[Figure data in JSON]
※
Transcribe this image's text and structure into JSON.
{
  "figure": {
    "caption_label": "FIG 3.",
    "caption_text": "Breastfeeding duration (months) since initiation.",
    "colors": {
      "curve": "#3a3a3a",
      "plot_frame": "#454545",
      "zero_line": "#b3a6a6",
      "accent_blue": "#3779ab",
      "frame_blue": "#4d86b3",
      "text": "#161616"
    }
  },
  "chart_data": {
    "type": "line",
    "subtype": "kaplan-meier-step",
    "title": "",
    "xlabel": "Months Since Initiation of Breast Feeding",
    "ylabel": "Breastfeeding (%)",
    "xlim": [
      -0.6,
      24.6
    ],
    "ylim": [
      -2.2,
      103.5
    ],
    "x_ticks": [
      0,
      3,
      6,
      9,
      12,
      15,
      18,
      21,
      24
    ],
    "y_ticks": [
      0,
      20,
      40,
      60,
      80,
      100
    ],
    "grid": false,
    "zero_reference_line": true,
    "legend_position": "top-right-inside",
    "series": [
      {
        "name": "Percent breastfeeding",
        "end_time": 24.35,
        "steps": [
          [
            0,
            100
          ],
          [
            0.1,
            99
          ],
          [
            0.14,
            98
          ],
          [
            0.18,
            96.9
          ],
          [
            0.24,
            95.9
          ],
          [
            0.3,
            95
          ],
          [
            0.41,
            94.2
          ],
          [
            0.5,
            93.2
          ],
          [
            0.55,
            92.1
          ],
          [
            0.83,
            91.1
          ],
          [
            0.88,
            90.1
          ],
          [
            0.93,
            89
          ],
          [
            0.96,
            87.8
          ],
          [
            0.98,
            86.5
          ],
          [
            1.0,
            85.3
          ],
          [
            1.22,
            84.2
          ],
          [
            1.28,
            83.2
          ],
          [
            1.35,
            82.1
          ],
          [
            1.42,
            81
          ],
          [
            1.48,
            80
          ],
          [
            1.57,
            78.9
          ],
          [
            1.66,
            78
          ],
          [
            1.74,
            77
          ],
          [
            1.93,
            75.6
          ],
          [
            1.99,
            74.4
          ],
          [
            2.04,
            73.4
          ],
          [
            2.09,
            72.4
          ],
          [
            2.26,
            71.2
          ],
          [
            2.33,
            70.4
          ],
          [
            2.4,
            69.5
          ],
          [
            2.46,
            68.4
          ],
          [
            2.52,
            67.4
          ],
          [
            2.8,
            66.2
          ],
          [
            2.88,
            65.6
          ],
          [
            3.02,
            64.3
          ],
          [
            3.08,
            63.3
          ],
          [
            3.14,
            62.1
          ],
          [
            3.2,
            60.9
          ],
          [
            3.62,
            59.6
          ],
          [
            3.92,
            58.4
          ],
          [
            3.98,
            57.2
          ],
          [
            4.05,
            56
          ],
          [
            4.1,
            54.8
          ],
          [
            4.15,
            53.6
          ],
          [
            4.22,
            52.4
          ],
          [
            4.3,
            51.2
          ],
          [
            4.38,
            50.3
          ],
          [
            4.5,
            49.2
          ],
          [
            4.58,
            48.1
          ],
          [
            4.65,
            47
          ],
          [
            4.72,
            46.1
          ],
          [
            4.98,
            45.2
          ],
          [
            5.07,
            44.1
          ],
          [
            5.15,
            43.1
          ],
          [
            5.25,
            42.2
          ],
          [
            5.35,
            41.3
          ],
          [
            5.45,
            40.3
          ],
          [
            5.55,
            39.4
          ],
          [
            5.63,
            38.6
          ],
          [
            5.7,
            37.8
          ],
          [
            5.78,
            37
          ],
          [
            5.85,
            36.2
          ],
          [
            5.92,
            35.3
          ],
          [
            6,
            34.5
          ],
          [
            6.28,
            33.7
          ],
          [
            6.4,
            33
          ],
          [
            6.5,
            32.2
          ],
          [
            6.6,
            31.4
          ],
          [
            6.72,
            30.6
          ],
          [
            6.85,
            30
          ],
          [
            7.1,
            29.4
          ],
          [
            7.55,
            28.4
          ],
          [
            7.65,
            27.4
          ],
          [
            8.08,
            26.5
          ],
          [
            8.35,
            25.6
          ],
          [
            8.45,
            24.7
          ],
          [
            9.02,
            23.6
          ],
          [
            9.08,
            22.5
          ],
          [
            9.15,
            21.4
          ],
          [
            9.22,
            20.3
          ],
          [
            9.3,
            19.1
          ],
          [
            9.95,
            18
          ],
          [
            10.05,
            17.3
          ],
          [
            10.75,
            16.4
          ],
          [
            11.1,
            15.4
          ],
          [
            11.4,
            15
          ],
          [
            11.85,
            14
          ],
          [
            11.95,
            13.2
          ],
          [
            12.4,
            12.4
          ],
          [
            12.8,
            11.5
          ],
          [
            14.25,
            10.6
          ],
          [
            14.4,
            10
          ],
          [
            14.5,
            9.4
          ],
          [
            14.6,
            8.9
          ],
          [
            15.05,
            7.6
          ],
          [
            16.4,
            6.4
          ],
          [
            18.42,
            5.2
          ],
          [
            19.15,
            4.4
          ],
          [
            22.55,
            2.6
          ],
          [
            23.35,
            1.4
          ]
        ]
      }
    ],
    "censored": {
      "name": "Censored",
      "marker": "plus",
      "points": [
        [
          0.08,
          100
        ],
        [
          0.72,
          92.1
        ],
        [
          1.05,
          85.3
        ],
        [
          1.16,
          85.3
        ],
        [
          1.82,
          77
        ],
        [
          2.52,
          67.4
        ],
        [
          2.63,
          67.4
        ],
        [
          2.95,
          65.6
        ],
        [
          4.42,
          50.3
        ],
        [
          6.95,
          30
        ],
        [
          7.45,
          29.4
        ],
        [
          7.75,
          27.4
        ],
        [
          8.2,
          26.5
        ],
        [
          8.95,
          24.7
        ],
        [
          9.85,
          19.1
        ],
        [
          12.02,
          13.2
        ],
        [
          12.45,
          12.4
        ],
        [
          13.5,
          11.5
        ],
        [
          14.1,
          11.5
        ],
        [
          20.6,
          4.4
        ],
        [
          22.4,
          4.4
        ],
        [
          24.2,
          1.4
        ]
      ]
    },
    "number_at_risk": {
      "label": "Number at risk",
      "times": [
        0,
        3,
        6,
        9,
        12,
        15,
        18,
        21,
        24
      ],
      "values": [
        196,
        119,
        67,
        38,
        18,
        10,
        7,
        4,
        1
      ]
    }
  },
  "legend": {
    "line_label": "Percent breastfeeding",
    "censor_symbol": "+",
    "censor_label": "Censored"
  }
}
※
**Task:** Extract each entry in full and write it down exactly.

**Expected answer:**
Transcribe this image's text and structure into JSON.
{
  "figure": {
    "caption_label": "FIG 3.",
    "caption_text": "Breastfeeding duration (months) since initiation.",
    "colors": {
      "curve": "#3a3a3a",
      "plot_frame": "#454545",
      "zero_line": "#b3a6a6",
      "accent_blue": "#3779ab",
      "frame_blue": "#4d86b3",
      "text": "#161616"
    }
  },
  "chart_data": {
    "type": "line",
    "subtype": "kaplan-meier-step",
    "title": "",
    "xlabel": "Months Since Initiation of Breast Feeding",
    "ylabel": "Breastfeeding (%)",
    "xlim": [
      -0.6,
      24.6
    ],
    "ylim": [
      -2.2,
      103.5
    ],
    "x_ticks": [
      0,
      3,
      6,
      9,
      12,
      15,
      18,
      21,
      24
    ],
    "y_ticks": [
      0,
      20,
      40,
      60,
      80,
      100
    ],
    "grid": false,
    "zero_reference_line": true,
    "legend_position": "top-right-inside",
    "series": [
      {
        "name": "Percent breastfeeding",
        "end_time": 24.35,
        "steps": [
          [
            0,
            100
          ],
          [
            0.1,
            99
          ],
          [
            0.14,
            98
          ],
          [
            0.18,
            96.9
          ],
          [
            0.24,
            95.9
          ],
          [
            0.3,
            95
          ],
          [
            0.41,
            94.2
          ],
          [
            0.5,
            93.2
          ],
          [
            0.55,
            92.1
          ],
          [
            0.83,
            91.1
          ],
          [
            0.88,
            90.1
          ],
          [
            0.93,
            89
          ],
          [
            0.96,
            87.8
          ],
          [
            0.98,
            86.5
          ],
          [
            1.0,
            85.3
          ],
          [
            1.22,
            84.2
          ],
          [
            1.28,
            83.2
          ],
          [
            1.35,
            82.1
          ],
          [
            1.42,
            81
          ],
          [
            1.48,
            80
          ],
          [
            1.57,
            78.9
          ],
          [
            1.66,
            78
          ],
          [
            1.74,
            77
          ],
          [
            1.93,
            75.6
          ],
          [
            1.99,
            74.4
          ],
          [
            2.04,
            73.4
          ],
          [
            2.09,
            72.4
          ],
          [
            2.26,
            71.2
          ],
          [
            2.33,
            70.4
          ],
          [
            2.4,
            69.5
          ],
          [
            2.46,
            68.4
          ],
          [
            2.52,
            67.4
          ],
          [
            2.8,
            66.2
          ],
          [
            2.88,
            65.6
          ],
          [
            3.02,
            64.3
          ],
          [
            3.08,
            63.3
          ],
          [
            3.14,
            62.1
          ],
          [
            3.2,
            60.9
          ],
          [
            3.62,
            59.6
          ],
          [
            3.92,
            58.4
          ],
          [
            3.98,
            57.2
          ],
          [
            4.05,
            56
          ],
          [
            4.1,
            54.8
          ],
          [
            4.15,
            53.6
          ],
          [
            4.22,
            52.4
          ],
          [
            4.3,
            51.2
          ],
          [
            4.38,
            50.3
          ],
          [
            4.5,
            49.2
          ],
          [
            4.58,
            48.1
          ],
          [
            4.65,
            47
          ],
          [
            4.72,
            46.1
          ],
          [
            4.98,
            45.2
          ],
          [
            5.07,
            44.1
          ],
          [
            5.15,
            43.1
          ],
          [
            5.25,
            42.2
          ],
          [
            5.35,
            41.3
          ],
          [
            5.45,
            40.3
          ],
          [
            5.55,
            39.4
          ],
          [
            5.63,
            38.6
          ],
          [
            5.7,
            37.8
          ],
          [
            5.78,
            37
          ],
          [
            5.85,
            36.2
          ],
          [
            5.92,
            35.3
          ],
          [
            6,
            34.5
          ],
          [
            6.28,
            33.7
          ],
          [
            6.4,
            33
          ],
          [
            6.5,
            32.2
          ],
          [
            6.6,
            31.4
          ],
          [
            6.72,
            30.6
          ],
          [
            6.85,
            30
          ],
          [
            7.1,
            29.4
          ],
          [
            7.55,
            28.4
          ],
          [
            7.65,
            27.4
          ],
          [
            8.08,
            26.5
          ],
          [
            8.35,
            25.6
          ],
          [
            8.45,
            24.7
          ],
          [
            9.02,
            23.6
          ],
          [
            9.08,
            22.5
          ],
          [
            9.15,
            21.4
          ],
          [
            9.22,
            20.3
          ],
          [
            9.3,
            19.1
          ],
          [
            9.95,
            18
          ],
          [
            10.05,
            17.3
          ],
          [
            10.75,
            16.4
          ],
          [
            11.1,
            15.4
          ],
          [
            11.4,
            15
          ],
          [
            11.85,
            14
          ],
          [
            11.95,
            13.2
          ],
          [
            12.4,
            12.4
          ],
          [
            12.8,
            11.5
          ],
          [
            14.25,
            10.6
          ],
          [
            14.4,
            10
          ],
          [
            14.5,
            9.4
          ],
          [
            14.6,
            8.9
          ],
          [
            15.05,
            7.6
          ],
          [
            16.4,
            6.4
          ],
          [
            18.42,
            5.2
          ],
          [
            19.15,
            4.4
          ],
          [
            22.55,
            2.6
          ],
          [
            23.35,
            1.4
          ]
        ]
      }
    ],
    "censored": {
      "name": "Censored",
      "marker": "plus",
      "points": [
        [
          0.08,
          100
        ],
        [
          0.72,
          92.1
        ],
        [
          1.05,
          85.3
        ],
        [
          1.16,
          85.3
        ],
        [
          1.82,
          77
        ],
        [
          2.52,
          67.4
        ],
        [
          2.63,
          67.4
        ],
        [
          2.95,
          65.6
        ],
        [
          4.42,
          50.3
        ],
        [
          6.95,
          30
        ],
        [
          7.45,
          29.4
        ],
        [
          7.75,
          27.4
        ],
        [
          8.2,
          26.5
        ],
        [
          8.95,
          24.7
        ],
        [
          9.85,
          19.1
        ],
        [
          12.02,
          13.2
        ],
        [
          12.45,
          12.4
        ],
        [
          13.5,
          11.5
        ],
        [
          14.1,
          11.5
        ],
        [
          20.6,
          4.4
        ],
        [
          22.4,
          4.4
        ],
        [
          24.2,
          1.4
        ]
      ]
    },
    "number_at_risk": {
      "label": "Number at risk",
      "times": [
        0,
        3,
        6,
        9,
        12,
        15,
        18,
        21,
        24
      ],
      "values": [
        196,
        119,
        67,
        38,
        18,
        10,
        7,
        4,
        1
      ]
    }
  },
  "legend": {
    "line_label": "Percent breastfeeding",
    "censor_symbol": "+",
    "censor_label": "Censored"
  }
}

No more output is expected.